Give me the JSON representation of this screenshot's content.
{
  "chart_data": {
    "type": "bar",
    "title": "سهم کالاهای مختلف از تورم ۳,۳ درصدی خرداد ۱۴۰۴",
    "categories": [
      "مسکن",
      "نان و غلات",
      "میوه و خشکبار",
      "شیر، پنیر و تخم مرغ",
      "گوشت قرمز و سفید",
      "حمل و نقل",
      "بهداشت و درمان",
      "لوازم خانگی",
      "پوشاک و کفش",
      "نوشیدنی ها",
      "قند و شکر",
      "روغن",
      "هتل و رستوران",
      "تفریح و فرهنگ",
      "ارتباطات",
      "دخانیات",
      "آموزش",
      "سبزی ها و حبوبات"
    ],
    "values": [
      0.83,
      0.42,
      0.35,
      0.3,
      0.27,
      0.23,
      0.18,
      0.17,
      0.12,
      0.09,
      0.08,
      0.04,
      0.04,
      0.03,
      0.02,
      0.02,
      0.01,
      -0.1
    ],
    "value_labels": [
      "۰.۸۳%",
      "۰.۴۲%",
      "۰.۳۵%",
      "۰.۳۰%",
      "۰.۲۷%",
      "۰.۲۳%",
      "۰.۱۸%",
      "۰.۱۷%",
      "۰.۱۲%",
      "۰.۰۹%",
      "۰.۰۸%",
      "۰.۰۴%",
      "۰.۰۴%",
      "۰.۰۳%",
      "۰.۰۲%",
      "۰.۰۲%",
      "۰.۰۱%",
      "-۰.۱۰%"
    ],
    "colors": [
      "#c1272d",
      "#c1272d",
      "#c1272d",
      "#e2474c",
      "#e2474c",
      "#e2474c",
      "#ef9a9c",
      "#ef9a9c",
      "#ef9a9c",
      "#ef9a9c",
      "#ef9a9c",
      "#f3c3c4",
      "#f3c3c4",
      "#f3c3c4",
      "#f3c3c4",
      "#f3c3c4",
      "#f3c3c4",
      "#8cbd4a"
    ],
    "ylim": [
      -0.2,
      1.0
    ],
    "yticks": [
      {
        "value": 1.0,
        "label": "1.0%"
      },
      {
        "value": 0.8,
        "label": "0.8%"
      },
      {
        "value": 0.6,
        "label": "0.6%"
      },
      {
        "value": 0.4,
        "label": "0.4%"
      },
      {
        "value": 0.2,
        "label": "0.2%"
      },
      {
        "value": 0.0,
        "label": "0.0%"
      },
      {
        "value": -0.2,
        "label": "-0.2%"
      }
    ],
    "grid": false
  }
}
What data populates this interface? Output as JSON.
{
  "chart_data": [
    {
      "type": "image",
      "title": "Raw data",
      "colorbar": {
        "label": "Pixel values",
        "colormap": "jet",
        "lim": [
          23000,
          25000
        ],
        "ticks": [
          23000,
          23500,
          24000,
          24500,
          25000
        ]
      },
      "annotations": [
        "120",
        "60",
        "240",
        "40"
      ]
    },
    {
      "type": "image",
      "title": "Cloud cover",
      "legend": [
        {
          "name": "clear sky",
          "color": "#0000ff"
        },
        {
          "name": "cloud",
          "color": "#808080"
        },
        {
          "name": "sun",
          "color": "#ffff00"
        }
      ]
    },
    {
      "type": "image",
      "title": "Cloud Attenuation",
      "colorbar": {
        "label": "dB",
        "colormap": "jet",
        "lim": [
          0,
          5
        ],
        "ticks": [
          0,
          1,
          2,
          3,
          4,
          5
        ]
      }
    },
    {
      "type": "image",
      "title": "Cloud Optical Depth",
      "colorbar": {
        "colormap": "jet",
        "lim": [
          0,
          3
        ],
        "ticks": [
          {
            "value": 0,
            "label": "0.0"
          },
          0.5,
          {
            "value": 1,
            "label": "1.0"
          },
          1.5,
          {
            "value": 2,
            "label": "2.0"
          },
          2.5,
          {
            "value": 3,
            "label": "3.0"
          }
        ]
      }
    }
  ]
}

----------------------------------------

What the task asks —
Where a line above includes "title", copy that line.

Worked answer —
    "title": "سهم کالاهای مختلف از تورم ۳,۳ درصدی خرداد ۱۴۰۴",
      "title": "Raw data",
      "title": "Cloud cover",
      "title": "Cloud Attenuation",
      "title": "Cloud Optical Depth",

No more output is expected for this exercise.